*Records from a collection of figures:*
** Begin **

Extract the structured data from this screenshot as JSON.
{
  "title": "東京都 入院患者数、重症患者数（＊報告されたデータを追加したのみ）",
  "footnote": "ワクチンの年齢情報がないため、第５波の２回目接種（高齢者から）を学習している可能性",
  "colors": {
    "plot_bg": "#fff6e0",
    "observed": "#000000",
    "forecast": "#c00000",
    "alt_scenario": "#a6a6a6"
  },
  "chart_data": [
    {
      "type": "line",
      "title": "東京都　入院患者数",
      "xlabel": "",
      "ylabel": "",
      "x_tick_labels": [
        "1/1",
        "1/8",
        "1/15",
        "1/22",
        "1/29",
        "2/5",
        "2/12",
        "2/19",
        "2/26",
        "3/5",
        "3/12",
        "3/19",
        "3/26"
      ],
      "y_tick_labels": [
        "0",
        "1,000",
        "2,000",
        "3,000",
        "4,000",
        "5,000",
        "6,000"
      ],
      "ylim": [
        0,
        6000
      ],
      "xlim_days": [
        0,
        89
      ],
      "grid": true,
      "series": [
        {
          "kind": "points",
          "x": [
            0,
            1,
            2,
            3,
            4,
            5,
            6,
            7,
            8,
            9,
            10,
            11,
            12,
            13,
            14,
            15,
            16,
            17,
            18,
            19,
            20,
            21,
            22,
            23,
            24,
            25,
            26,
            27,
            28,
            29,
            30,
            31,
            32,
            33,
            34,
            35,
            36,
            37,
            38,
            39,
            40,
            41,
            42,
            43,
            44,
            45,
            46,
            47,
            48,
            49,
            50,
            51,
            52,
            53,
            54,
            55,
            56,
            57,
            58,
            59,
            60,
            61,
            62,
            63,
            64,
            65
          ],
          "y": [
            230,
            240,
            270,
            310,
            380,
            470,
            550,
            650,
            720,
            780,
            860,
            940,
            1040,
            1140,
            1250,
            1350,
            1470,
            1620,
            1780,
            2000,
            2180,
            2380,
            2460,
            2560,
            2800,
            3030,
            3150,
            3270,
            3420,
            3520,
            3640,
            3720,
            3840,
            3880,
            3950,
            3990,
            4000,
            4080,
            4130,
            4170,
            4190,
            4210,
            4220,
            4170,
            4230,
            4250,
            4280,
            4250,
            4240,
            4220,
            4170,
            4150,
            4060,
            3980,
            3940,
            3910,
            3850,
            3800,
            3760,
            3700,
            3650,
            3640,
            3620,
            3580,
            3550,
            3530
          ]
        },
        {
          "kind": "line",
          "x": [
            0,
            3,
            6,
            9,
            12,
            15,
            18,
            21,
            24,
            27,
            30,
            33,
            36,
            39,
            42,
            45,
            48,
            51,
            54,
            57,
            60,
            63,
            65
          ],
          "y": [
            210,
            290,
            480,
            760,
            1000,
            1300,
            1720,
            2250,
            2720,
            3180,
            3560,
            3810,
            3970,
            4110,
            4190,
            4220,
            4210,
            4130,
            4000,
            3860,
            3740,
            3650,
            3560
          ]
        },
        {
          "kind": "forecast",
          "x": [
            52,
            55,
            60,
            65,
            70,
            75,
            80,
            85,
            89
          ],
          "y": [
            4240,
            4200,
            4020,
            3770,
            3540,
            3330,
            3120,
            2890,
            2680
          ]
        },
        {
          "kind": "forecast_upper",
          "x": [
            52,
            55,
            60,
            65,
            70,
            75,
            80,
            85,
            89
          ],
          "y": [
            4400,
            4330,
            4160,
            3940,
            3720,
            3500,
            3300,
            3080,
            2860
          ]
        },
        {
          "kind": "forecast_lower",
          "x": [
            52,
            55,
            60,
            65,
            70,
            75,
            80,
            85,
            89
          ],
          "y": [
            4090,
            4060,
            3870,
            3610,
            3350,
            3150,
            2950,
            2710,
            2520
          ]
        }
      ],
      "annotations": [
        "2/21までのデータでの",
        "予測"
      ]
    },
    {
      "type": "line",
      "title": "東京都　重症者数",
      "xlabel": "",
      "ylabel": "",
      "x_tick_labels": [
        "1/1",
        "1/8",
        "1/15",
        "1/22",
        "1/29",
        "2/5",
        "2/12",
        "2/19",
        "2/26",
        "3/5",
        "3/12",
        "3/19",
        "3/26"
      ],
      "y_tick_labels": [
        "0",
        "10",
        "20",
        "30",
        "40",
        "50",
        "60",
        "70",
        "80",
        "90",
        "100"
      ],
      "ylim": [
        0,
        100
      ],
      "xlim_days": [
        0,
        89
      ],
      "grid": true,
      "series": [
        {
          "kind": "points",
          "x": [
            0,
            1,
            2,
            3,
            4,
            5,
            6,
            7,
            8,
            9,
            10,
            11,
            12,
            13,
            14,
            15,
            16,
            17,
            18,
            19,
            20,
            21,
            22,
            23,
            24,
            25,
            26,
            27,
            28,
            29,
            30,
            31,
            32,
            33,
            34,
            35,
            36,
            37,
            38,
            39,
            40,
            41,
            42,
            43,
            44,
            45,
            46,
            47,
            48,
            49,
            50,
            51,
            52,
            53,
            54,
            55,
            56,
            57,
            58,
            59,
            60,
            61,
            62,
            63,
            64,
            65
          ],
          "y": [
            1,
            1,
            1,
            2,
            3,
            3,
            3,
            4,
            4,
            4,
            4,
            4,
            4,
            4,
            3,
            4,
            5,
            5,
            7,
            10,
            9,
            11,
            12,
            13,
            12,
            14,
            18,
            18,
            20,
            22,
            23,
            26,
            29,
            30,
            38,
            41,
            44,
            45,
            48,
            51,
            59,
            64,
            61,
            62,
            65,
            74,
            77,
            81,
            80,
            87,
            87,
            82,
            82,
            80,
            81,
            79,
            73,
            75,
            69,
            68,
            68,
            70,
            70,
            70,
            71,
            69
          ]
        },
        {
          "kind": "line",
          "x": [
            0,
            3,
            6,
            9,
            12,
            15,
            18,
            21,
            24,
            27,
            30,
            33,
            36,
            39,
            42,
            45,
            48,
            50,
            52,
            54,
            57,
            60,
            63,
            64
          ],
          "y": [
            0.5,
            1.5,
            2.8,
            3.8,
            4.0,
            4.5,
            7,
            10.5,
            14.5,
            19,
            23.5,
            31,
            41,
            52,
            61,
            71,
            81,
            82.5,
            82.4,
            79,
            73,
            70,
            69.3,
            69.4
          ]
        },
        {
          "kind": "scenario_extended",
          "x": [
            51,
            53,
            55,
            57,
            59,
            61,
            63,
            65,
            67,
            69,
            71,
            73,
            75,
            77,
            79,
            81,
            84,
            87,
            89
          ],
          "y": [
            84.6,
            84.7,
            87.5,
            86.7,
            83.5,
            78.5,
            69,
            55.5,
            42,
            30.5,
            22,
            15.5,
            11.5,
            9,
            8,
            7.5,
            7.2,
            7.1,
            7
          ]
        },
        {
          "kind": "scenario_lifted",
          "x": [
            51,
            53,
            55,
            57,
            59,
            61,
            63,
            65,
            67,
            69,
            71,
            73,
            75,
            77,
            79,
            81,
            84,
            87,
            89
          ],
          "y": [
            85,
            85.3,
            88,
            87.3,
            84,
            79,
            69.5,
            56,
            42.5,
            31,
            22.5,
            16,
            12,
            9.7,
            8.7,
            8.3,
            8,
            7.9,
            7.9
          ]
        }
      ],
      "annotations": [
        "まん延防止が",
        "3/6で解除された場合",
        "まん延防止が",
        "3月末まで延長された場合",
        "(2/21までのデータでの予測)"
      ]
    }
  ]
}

** End **

*YOUR OBJECTIVE:* Go through the entries and repeat each one exactly.

*RESULT BELOW:*
Extract the structured data from this screenshot as JSON.
{
  "title": "東京都 入院患者数、重症患者数（＊報告されたデータを追加したのみ）",
  "footnote": "ワクチンの年齢情報がないため、第５波の２回目接種（高齢者から）を学習している可能性",
  "colors": {
    "plot_bg": "#fff6e0",
    "observed": "#000000",
    "forecast": "#c00000",
    "alt_scenario": "#a6a6a6"
  },
  "chart_data": [
    {
      "type": "line",
      "title": "東京都　入院患者数",
      "xlabel": "",
      "ylabel": "",
      "x_tick_labels": [
        "1/1",
        "1/8",
        "1/15",
        "1/22",
        "1/29",
        "2/5",
        "2/12",
        "2/19",
        "2/26",
        "3/5",
        "3/12",
        "3/19",
        "3/26"
      ],
      "y_tick_labels": [
        "0",
        "1,000",
        "2,000",
        "3,000",
        "4,000",
        "5,000",
        "6,000"
      ],
      "ylim": [
        0,
        6000
      ],
      "xlim_days": [
        0,
        89
      ],
      "grid": true,
      "series": [
        {
          "kind": "points",
          "x": [
            0,
            1,
            2,
            3,
            4,
            5,
            6,
            7,
            8,
            9,
            10,
            11,
            12,
            13,
            14,
            15,
            16,
            17,
            18,
            19,
            20,
            21,
            22,
            23,
            24,
            25,
            26,
            27,
            28,
            29,
            30,
            31,
            32,
            33,
            34,
            35,
            36,
            37,
            38,
            39,
            40,
            41,
            42,
            43,
            44,
            45,
            46,
            47,
            48,
            49,
            50,
            51,
            52,
            53,
            54,
            55,
            56,
            57,
            58,
            59,
            60,
            61,
            62,
            63,
            64,
            65
          ],
          "y": [
            230,
            240,
            270,
            310,
            380,
            470,
            550,
            650,
            720,
            780,
            860,
            940,
            1040,
            1140,
            1250,
            1350,
            1470,
            1620,
            1780,
            2000,
            2180,
            2380,
            2460,
            2560,
            2800,
            3030,
            3150,
            3270,
            3420,
            3520,
            3640,
            3720,
            3840,
            3880,
            3950,
            3990,
            4000,
            4080,
            4130,
            4170,
            4190,
            4210,
            4220,
            4170,
            4230,
            4250,
            4280,
            4250,
            4240,
            4220,
            4170,
            4150,
            4060,
            3980,
            3940,
            3910,
            3850,
            3800,
            3760,
            3700,
            3650,
            3640,
            3620,
            3580,
            3550,
            3530
          ]
        },
        {
          "kind": "line",
          "x": [
            0,
            3,
            6,
            9,
            12,
            15,
            18,
            21,
            24,
            27,
            30,
            33,
            36,
            39,
            42,
            45,
            48,
            51,
            54,
            57,
            60,
            63,
            65
          ],
          "y": [
            210,
            290,
            480,
            760,
            1000,
            1300,
            1720,
            2250,
            2720,
            3180,
            3560,
            3810,
            3970,
            4110,
            4190,
            4220,
            4210,
            4130,
            4000,
            3860,
            3740,
            3650,
            3560
          ]
        },
        {
          "kind": "forecast",
          "x": [
            52,
            55,
            60,
            65,
            70,
            75,
            80,
            85,
            89
          ],
          "y": [
            4240,
            4200,
            4020,
            3770,
            3540,
            3330,
            3120,
            2890,
            2680
          ]
        },
        {
          "kind": "forecast_upper",
          "x": [
            52,
            55,
            60,
            65,
            70,
            75,
            80,
            85,
            89
          ],
          "y": [
            4400,
            4330,
            4160,
            3940,
            3720,
            3500,
            3300,
            3080,
            2860
          ]
        },
        {
          "kind": "forecast_lower",
          "x": [
            52,
            55,
            60,
            65,
            70,
            75,
            80,
            85,
            89
          ],
          "y": [
            4090,
            4060,
            3870,
            3610,
            3350,
            3150,
            2950,
            2710,
            2520
          ]
        }
      ],
      "annotations": [
        "2/21までのデータでの",
        "予測"
      ]
    },
    {
      "type": "line",
      "title": "東京都　重症者数",
      "xlabel": "",
      "ylabel": "",
      "x_tick_labels": [
        "1/1",
        "1/8",
        "1/15",
        "1/22",
        "1/29",
        "2/5",
        "2/12",
        "2/19",
        "2/26",
        "3/5",
        "3/12",
        "3/19",
        "3/26"
      ],
      "y_tick_labels": [
        "0",
        "10",
        "20",
        "30",
        "40",
        "50",
        "60",
        "70",
        "80",
        "90",
        "100"
      ],
      "ylim": [
        0,
        100
      ],
      "xlim_days": [
        0,
        89
      ],
      "grid": true,
      "series": [
        {
          "kind": "points",
          "x": [
            0,
            1,
            2,
            3,
            4,
            5,
            6,
            7,
            8,
            9,
            10,
            11,
            12,
            13,
            14,
            15,
            16,
            17,
            18,
            19,
            20,
            21,
            22,
            23,
            24,
            25,
            26,
            27,
            28,
            29,
            30,
            31,
            32,
            33,
            34,
            35,
            36,
            37,
            38,
            39,
            40,
            41,
            42,
            43,
            44,
            45,
            46,
            47,
            48,
            49,
            50,
            51,
            52,
            53,
            54,
            55,
            56,
            57,
            58,
            59,
            60,
            61,
            62,
            63,
            64,
            65
          ],
          "y": [
            1,
            1,
            1,
            2,
            3,
            3,
            3,
            4,
            4,
            4,
            4,
            4,
            4,
            4,
            3,
            4,
            5,
            5,
            7,
            10,
            9,
            11,
            12,
            13,
            12,
            14,
            18,
            18,
            20,
            22,
            23,
            26,
            29,
            30,
            38,
            41,
            44,
            45,
            48,
            51,
            59,
            64,
            61,
            62,
            65,
            74,
            77,
            81,
            80,
            87,
            87,
            82,
            82,
            80,
            81,
            79,
            73,
            75,
            69,
            68,
            68,
            70,
            70,
            70,
            71,
            69
          ]
        },
        {
          "kind": "line",
          "x": [
            0,
            3,
            6,
            9,
            12,
            15,
            18,
            21,
            24,
            27,
            30,
            33,
            36,
            39,
            42,
            45,
            48,
            50,
            52,
            54,
            57,
            60,
            63,
            64
          ],
          "y": [
            0.5,
            1.5,
            2.8,
            3.8,
            4.0,
            4.5,
            7,
            10.5,
            14.5,
            19,
            23.5,
            31,
            41,
            52,
            61,
            71,
            81,
            82.5,
            82.4,
            79,
            73,
            70,
            69.3,
            69.4
          ]
        },
        {
          "kind": "scenario_extended",
          "x": [
            51,
            53,
            55,
            57,
            59,
            61,
            63,
            65,
            67,
            69,
            71,
            73,
            75,
            77,
            79,
            81,
            84,
            87,
            89
          ],
          "y": [
            84.6,
            84.7,
            87.5,
            86.7,
            83.5,
            78.5,
            69,
            55.5,
            42,
            30.5,
            22,
            15.5,
            11.5,
            9,
            8,
            7.5,
            7.2,
            7.1,
            7
          ]
        },
        {
          "kind": "scenario_lifted",
          "x": [
            51,
            53,
            55,
            57,
            59,
            61,
            63,
            65,
            67,
            69,
            71,
            73,
            75,
            77,
            79,
            81,
            84,
            87,
            89
          ],
          "y": [
            85,
            85.3,
            88,
            87.3,
            84,
            79,
            69.5,
            56,
            42.5,
            31,
            22.5,
            16,
            12,
            9.7,
            8.7,
            8.3,
            8,
            7.9,
            7.9
          ]
        }
      ],
      "annotations": [
        "まん延防止が",
        "3/6で解除された場合",
        "まん延防止が",
        "3月末まで延長された場合",
        "(2/21までのデータでの予測)"
      ]
    }
  ]
}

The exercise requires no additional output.